DIRECTION: Take every line from the listing below that contains "GNSS".

(A run of records)
**********

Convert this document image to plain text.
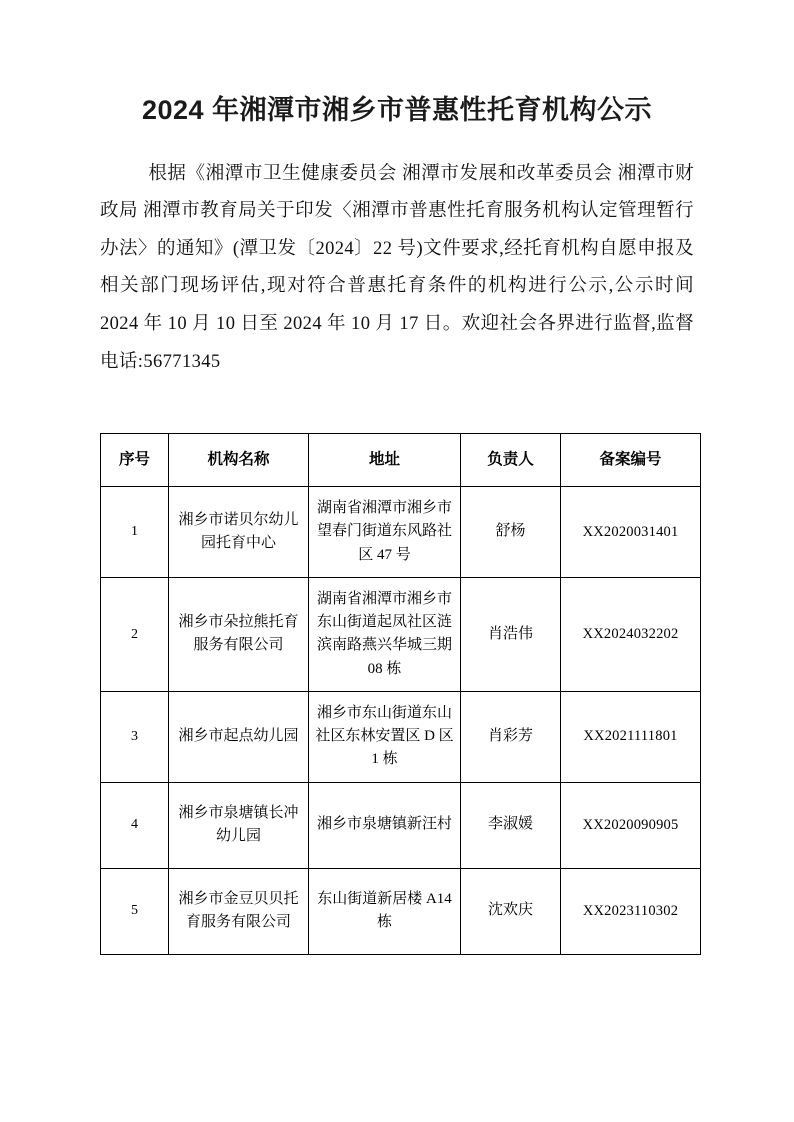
2024 年湘潭市湘乡市普惠性托育机构公示

根据《湘潭市卫生健康委员会 湘潭市发展和改革委员会 湘潭市财政局 湘潭市教育局关于印发〈湘潭市普惠性托育服务机构认定管理暂行办法〉的通知》(潭卫发〔2024〕22 号)文件要求,经托育机构自愿申报及相关部门现场评估,现对符合普惠托育条件的机构进行公示,公示时间 2024 年 10 月 10 日至 2024 年 10 月 17 日。欢迎社会各界进行监督,监督电话:56771345

序号	机构名称	地址	负责人	备案编号
1	湘乡市诺贝尔幼儿园托育中心	湖南省湘潭市湘乡市望春门街道东风路社区 47 号	舒杨	XX2020031401
2	湘乡市朵拉熊托育服务有限公司	湖南省湘潭市湘乡市东山街道起凤社区涟滨南路燕兴华城三期 08 栋	肖浩伟	XX2024032202
3	湘乡市起点幼儿园	湘乡市东山街道东山社区东林安置区 D 区 1 栋	肖彩芳	XX2021111801
4	湘乡市泉塘镇长冲幼儿园	湘乡市泉塘镇新汪村	李淑媛	XX2020090905
5	湘乡市金豆贝贝托育服务有限公司	东山街道新居楼 A14 栋	沈欢庆	XX2023110302
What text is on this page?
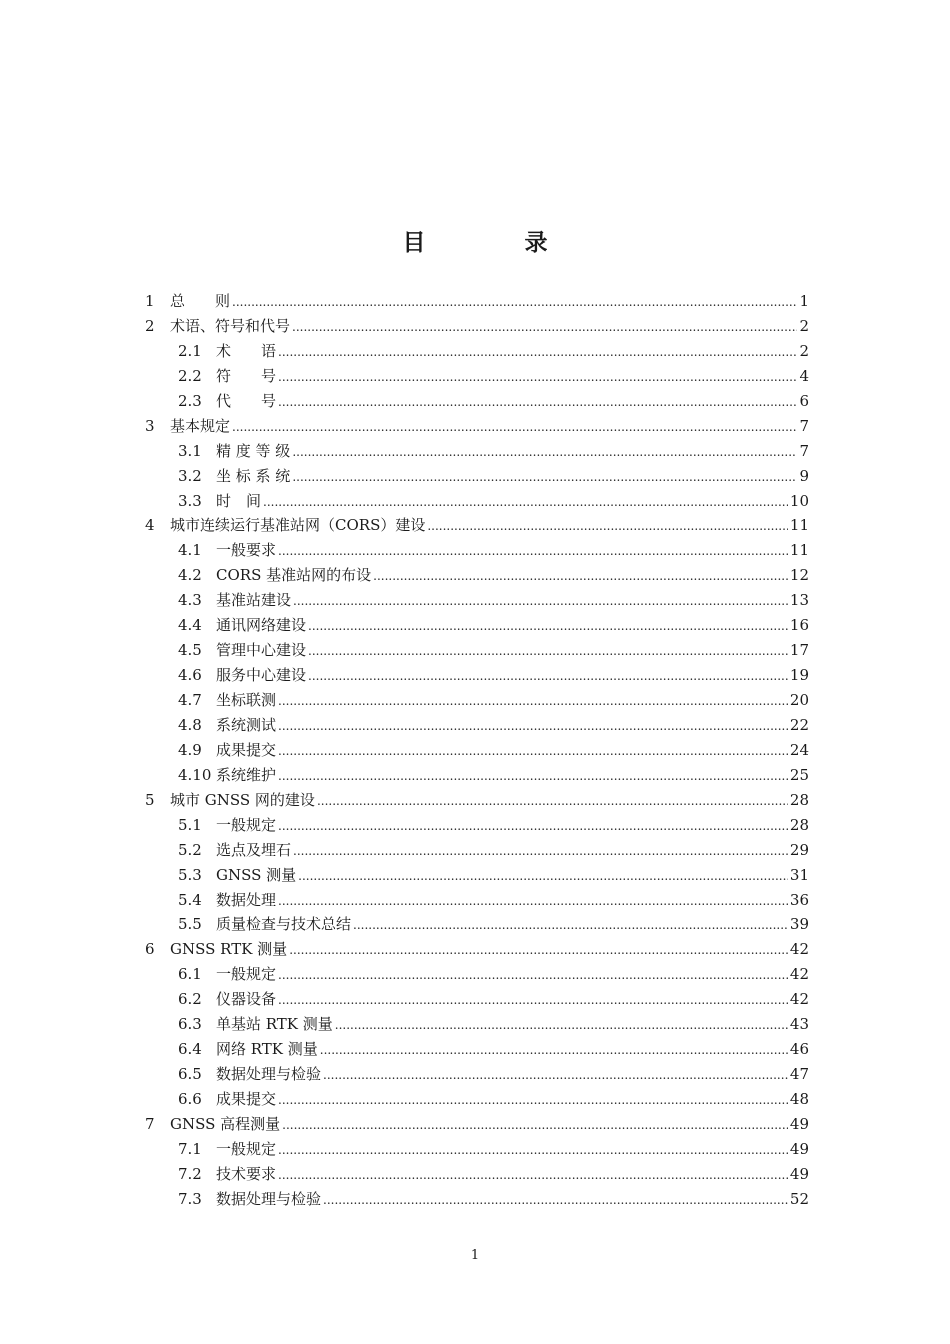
目　录
1	总　　则 .....	1
2	术语、符号和代号 .....	2
2.1 术　　语 .....	2
2.2 符　　号 .....	4
2.3 代　　号 .....	6
3	基本规定 .....	7
3.1 精 度 等 级 .....	7
3.2 坐 标 系 统 .....	9
3.3 时　间 .....	10
4	城市连续运行基准站网（CORS）建设 .....	11
4.1 一般要求 .....	11
4.2 CORS 基准站网的布设 .....	12
4.3 基准站建设 .....	13
4.4 通讯网络建设 .....	16
4.5 管理中心建设 .....	17
4.6 服务中心建设 .....	19
4.7 坐标联测 .....	20
4.8 系统测试 .....	22
4.9 成果提交 .....	24
4.10 系统维护 .....	25
5	城市 GNSS 网的建设 .....	28
5.1 一般规定 .....	28
5.2 选点及埋石 .....	29
5.3 GNSS 测量 .....	31
5.4 数据处理 .....	36
5.5 质量检查与技术总结 .....	39
6	GNSS RTK 测量 .....	42
6.1 一般规定 .....	42
6.2 仪器设备 .....	42
6.3 单基站 RTK 测量 .....	43
6.4 网络 RTK 测量 .....	46
6.5 数据处理与检验 .....	47
6.6 成果提交 .....	48
7	GNSS 高程测量 .....	49
7.1 一般规定 .....	49
7.2 技术要求 .....	49
7.3 数据处理与检验 .....	52
1
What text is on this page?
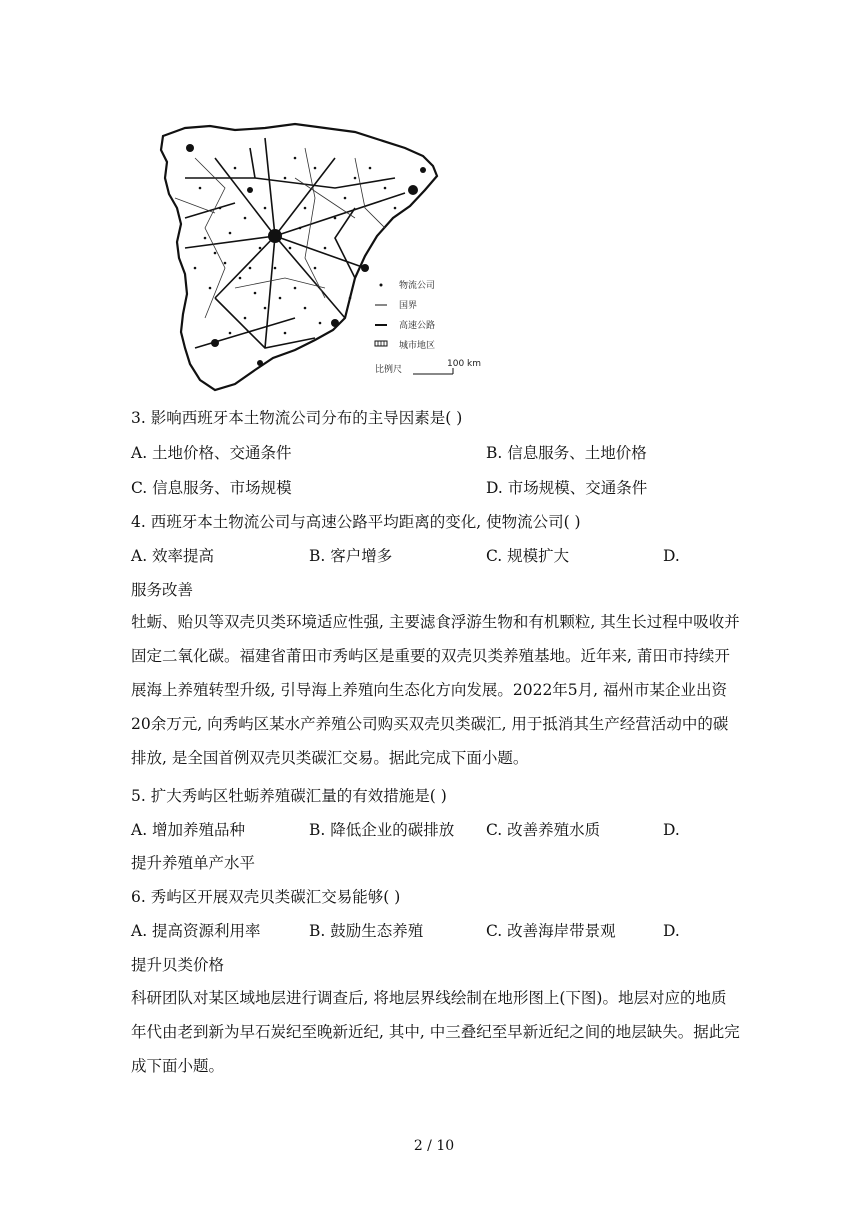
物流公司
国界
高速公路
城市地区
比例尺
100 km
3. 影响西班牙本土物流公司分布的主导因素是( )
A. 土地价格、交通条件	B. 信息服务、土地价格
C. 信息服务、市场规模	D. 市场规模、交通条件
4. 西班牙本土物流公司与高速公路平均距离的变化, 使物流公司( )
A. 效率提高	B. 客户增多	C. 规模扩大	D.
服务改善
牡蛎、贻贝等双壳贝类环境适应性强, 主要滤食浮游生物和有机颗粒, 其生长过程中吸收并固定二氧化碳。福建省莆田市秀屿区是重要的双壳贝类养殖基地。近年来, 莆田市持续开展海上养殖转型升级, 引导海上养殖向生态化方向发展。2022年5月, 福州市某企业出资20余万元, 向秀屿区某水产养殖公司购买双壳贝类碳汇, 用于抵消其生产经营活动中的碳排放, 是全国首例双壳贝类碳汇交易。据此完成下面小题。
5. 扩大秀屿区牡蛎养殖碳汇量的有效措施是( )
A. 增加养殖品种	B. 降低企业的碳排放 C. 改善养殖水质	D.
提升养殖单产水平
6. 秀屿区开展双壳贝类碳汇交易能够( )
A. 提高资源利用率	B. 鼓励生态养殖	C. 改善海岸带景观	D.
提升贝类价格
科研团队对某区域地层进行调查后, 将地层界线绘制在地形图上(下图)。地层对应的地质年代由老到新为早石炭纪至晚新近纪, 其中, 中三叠纪至早新近纪之间的地层缺失。据此完成下面小题。
2 / 10
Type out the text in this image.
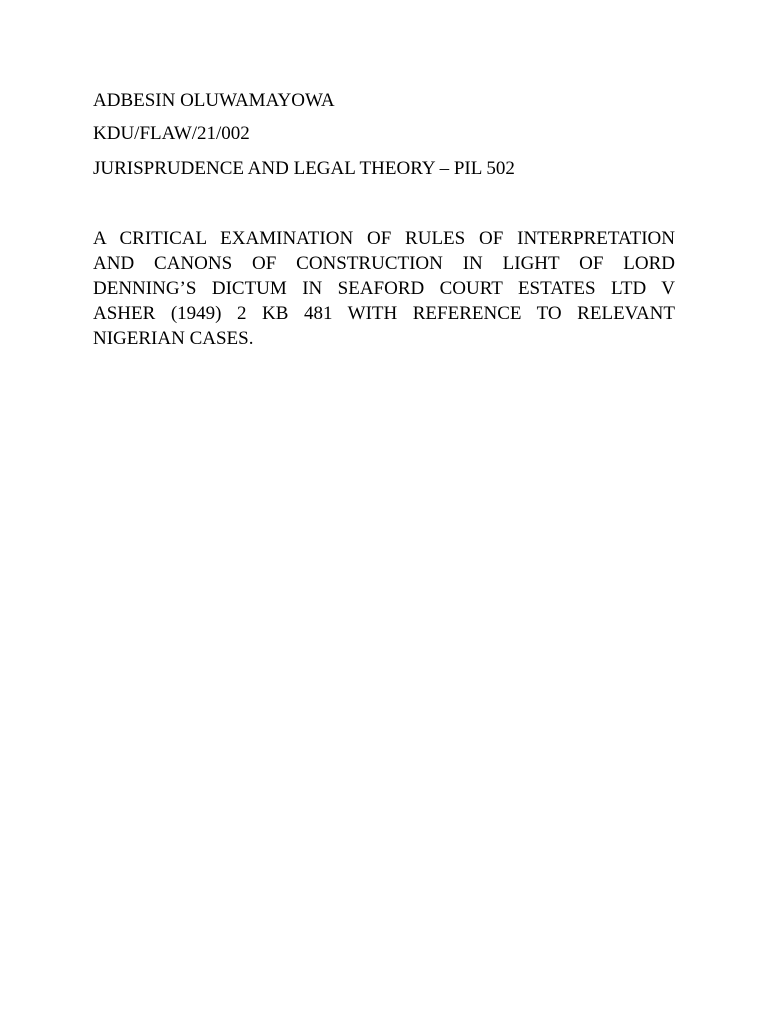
ADBESIN OLUWAMAYOWA
KDU/FLAW/21/002
JURISPRUDENCE AND LEGAL THEORY – PIL 502
A CRITICAL EXAMINATION OF RULES OF INTERPRETATION
AND CANONS OF CONSTRUCTION IN LIGHT OF LORD
DENNING’S DICTUM IN SEAFORD COURT ESTATES LTD V
ASHER (1949) 2 KB 481 WITH REFERENCE TO RELEVANT
NIGERIAN CASES.
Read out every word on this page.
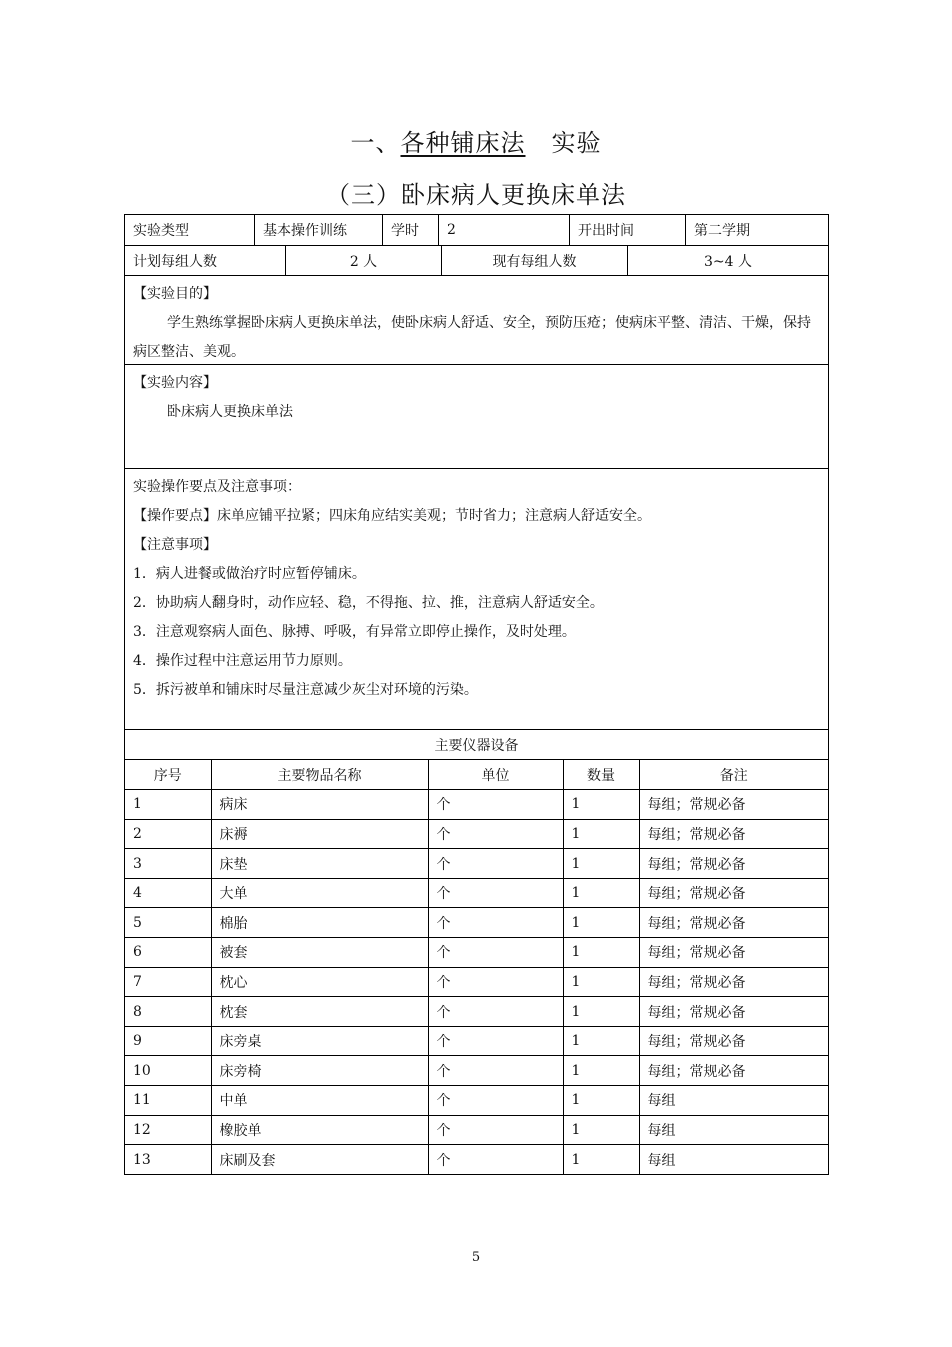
一、各种铺床法 实验
（三）卧床病人更换床单法
实验类型	基本操作训练	学时	2	开出时间	第二学期
计划每组人数	2 人	现有每组人数	3~4 人
【实验目的】
学生熟练掌握卧床病人更换床单法，使卧床病人舒适、安全，预防压疮；使病床平整、清洁、干燥，保持病区整洁、美观。
【实验内容】
卧床病人更换床单法
实验操作要点及注意事项：
【操作要点】床单应铺平拉紧；四床角应结实美观；节时省力；注意病人舒适安全。
【注意事项】
1．病人进餐或做治疗时应暂停铺床。
2．协助病人翻身时，动作应轻、稳，不得拖、拉、推，注意病人舒适安全。
3．注意观察病人面色、脉搏、呼吸，有异常立即停止操作，及时处理。
4．操作过程中注意运用节力原则。
5．拆污被单和铺床时尽量注意减少灰尘对环境的污染。
主要仪器设备
序号	主要物品名称	单位	数量	备注
1	病床	个	1	每组；常规必备
2	床褥	个	1	每组；常规必备
3	床垫	个	1	每组；常规必备
4	大单	个	1	每组；常规必备
5	棉胎	个	1	每组；常规必备
6	被套	个	1	每组；常规必备
7	枕心	个	1	每组；常规必备
8	枕套	个	1	每组；常规必备
9	床旁桌	个	1	每组；常规必备
10	床旁椅	个	1	每组；常规必备
11	中单	个	1	每组
12	橡胶单	个	1	每组
13	床刷及套	个	1	每组
5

**********

THE RESULT:
5	城市 GNSS 网的建设 .....	28
5.3 GNSS 测量 .....	31
6	GNSS RTK 测量 .....	42
7	GNSS 高程测量 .....	49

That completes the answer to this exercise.